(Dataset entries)
·····

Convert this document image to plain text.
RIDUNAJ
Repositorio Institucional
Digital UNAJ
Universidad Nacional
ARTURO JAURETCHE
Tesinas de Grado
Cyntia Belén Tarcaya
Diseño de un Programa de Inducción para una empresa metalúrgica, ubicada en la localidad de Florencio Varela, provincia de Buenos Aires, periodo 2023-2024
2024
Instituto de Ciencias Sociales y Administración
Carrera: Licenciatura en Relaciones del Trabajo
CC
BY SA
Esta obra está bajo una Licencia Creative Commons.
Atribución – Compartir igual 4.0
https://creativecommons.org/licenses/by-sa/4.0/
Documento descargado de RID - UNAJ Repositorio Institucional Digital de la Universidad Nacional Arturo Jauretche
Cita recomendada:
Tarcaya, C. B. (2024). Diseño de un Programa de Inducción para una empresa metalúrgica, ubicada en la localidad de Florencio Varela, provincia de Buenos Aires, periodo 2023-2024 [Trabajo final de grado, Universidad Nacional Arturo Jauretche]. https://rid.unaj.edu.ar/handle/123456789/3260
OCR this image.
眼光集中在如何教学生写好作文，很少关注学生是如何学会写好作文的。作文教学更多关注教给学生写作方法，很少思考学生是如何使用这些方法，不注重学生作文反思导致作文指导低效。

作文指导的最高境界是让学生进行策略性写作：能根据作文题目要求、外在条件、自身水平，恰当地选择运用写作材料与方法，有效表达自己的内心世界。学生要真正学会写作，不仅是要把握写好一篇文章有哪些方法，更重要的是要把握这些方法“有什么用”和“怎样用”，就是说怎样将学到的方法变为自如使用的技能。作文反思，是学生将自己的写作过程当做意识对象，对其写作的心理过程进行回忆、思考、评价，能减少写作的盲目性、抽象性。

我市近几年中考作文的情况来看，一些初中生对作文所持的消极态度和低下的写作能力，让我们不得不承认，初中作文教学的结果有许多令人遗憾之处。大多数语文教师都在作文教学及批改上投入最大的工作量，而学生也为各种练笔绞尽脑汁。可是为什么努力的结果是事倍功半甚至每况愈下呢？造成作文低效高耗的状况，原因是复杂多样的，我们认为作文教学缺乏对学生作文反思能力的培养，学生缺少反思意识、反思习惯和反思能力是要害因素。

·····

WHAT YOU HAVE TO DO — Transcribe word for word the lines from the one holding "OCR this image." to the last line of the listing above, inclusive.

RESULT —
OCR this image.
眼光集中在如何教学生写好作文，很少关注学生是如何学会写好作文的。作文教学更多关注教给学生写作方法，很少思考学生是如何使用这些方法，不注重学生作文反思导致作文指导低效。

作文指导的最高境界是让学生进行策略性写作：能根据作文题目要求、外在条件、自身水平，恰当地选择运用写作材料与方法，有效表达自己的内心世界。学生要真正学会写作，不仅是要把握写好一篇文章有哪些方法，更重要的是要把握这些方法“有什么用”和“怎样用”，就是说怎样将学到的方法变为自如使用的技能。作文反思，是学生将自己的写作过程当做意识对象，对其写作的心理过程进行回忆、思考、评价，能减少写作的盲目性、抽象性。

我市近几年中考作文的情况来看，一些初中生对作文所持的消极态度和低下的写作能力，让我们不得不承认，初中作文教学的结果有许多令人遗憾之处。大多数语文教师都在作文教学及批改上投入最大的工作量，而学生也为各种练笔绞尽脑汁。可是为什么努力的结果是事倍功半甚至每况愈下呢？造成作文低效高耗的状况，原因是复杂多样的，我们认为作文教学缺乏对学生作文反思能力的培养，学生缺少反思意识、反思习惯和反思能力是要害因素。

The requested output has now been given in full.